··· Фрагмент текста ···

Забавно. На ученом совете института, куда я подал документы на должность старшего научного сотрудника, многие поддержали мою кандидатуру, мотивируя это тем, что следует привлечь к работе ортопеда, уже имеющего в Киеве имя. Но резко против меня выступил заведующий отделом, где, собственно говоря, и была вакантная должность. Я его отлично понимаю и не только не осуждаю, но даже одобряю. Судите сами.
Когда-то, на первом году ординатуры, ко мне приставили субординатора, студента шестого курса, вполне тупого украинского парня, чудовищно необразованного, но трудолюбивого. Последнее качество понравилось мне больше всего. Я надеялся, что с его помощью удастся уменьшить необразованность. А тупость?… Так он не будет Эйнштейном. Но доминантой оказалось тупое упрямство и жестокость (именно это послужило причиной того, что спустя много лет он схлопотал необычный подарок благодарного пациента – удар ножом в живот, едва не стоивший ему жизни). Не знаю, по какой причине на кафедре с ним возились. Каким-то образом он защитил весьма сомнительную кандидатскую диссертацию, а потом превратил ее в еще более сомнительную докторскую.

··· Записи ···

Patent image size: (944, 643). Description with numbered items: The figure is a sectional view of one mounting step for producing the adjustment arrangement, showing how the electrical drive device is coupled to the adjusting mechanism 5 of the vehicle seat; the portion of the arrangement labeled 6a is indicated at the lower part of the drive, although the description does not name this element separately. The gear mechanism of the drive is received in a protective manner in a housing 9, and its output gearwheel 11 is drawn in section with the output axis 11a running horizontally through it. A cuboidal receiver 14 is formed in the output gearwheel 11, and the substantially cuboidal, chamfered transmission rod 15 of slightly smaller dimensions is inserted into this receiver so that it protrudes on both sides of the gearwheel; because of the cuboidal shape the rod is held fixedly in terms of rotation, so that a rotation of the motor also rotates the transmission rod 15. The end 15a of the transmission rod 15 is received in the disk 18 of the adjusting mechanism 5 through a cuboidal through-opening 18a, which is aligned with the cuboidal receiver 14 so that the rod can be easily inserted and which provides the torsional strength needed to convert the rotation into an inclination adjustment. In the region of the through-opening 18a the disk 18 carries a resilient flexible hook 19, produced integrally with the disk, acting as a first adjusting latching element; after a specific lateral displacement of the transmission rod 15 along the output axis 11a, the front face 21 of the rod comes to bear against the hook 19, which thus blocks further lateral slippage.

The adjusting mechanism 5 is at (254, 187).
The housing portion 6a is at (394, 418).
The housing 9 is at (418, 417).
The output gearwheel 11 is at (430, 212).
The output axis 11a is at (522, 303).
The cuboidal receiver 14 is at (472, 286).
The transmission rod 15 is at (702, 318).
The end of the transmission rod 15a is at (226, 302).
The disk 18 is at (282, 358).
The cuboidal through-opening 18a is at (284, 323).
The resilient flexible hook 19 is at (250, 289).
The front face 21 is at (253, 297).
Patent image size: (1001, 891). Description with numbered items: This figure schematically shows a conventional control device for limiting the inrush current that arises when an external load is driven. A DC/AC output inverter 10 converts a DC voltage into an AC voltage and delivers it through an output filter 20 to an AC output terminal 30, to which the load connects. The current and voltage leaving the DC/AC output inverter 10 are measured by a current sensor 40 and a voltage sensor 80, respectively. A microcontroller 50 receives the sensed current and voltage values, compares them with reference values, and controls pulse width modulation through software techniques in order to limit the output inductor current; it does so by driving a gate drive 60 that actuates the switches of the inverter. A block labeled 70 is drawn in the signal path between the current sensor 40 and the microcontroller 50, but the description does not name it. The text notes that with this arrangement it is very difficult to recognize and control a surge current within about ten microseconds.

···

• _Задания_
**a)** Кто на учёном совете резко выступил против кандидатуры рассказчика, судя по фрагменту текста?
**b)** Напишите продолжение фрагмента текста об учёном совете и бывшем субординаторе, начиная сразу после его последнего предложения.
Записи никак не связаны с фрагментом текста.

• _Ответы_
**a)** Заведующий отделом, в котором и была вакантная должность.

**b)**
Однажды на ортопедическом обществе он демонстрировал больного с повреждением локтевого сустава. По привычке, тут же посмотрев больного, я обнаружил, что угол разгибания даже приблизительно не соответствует тому, что значится в докладе. Я задал вопрос, как измерялся угол. Аудитория (тоже не на сто процентов состоящая из гениев) отреагировала хохотом на ответ, свидетельствующий о том, что доктор медицинских наук не имеет понятия об исследовании сустава, о котором он написал две диссертации. Все посчитали, что я ловко подсидел докладчика. Но, видит Бог, мне и в голову не могло прийти, что доктор медицинских наук не знает примитивных вещей, которые обязан знать даже плохой студент.
В свете рассказанного, то, что я не прошел на должность старшего научного сотрудника, казалось мне закономерным и даже непосредственно не очень связанным с антисемитизмом. (Недавно я получил из Москвы очередной номер журнала "Ортопедия" со статьей того самого заведующего отделом. Он несомненно вырос. Но и сейчас на вполне средней статье видны жирные отпечатки неликвидированной безграмотности, неустраняемые "химчисткой" редакции.)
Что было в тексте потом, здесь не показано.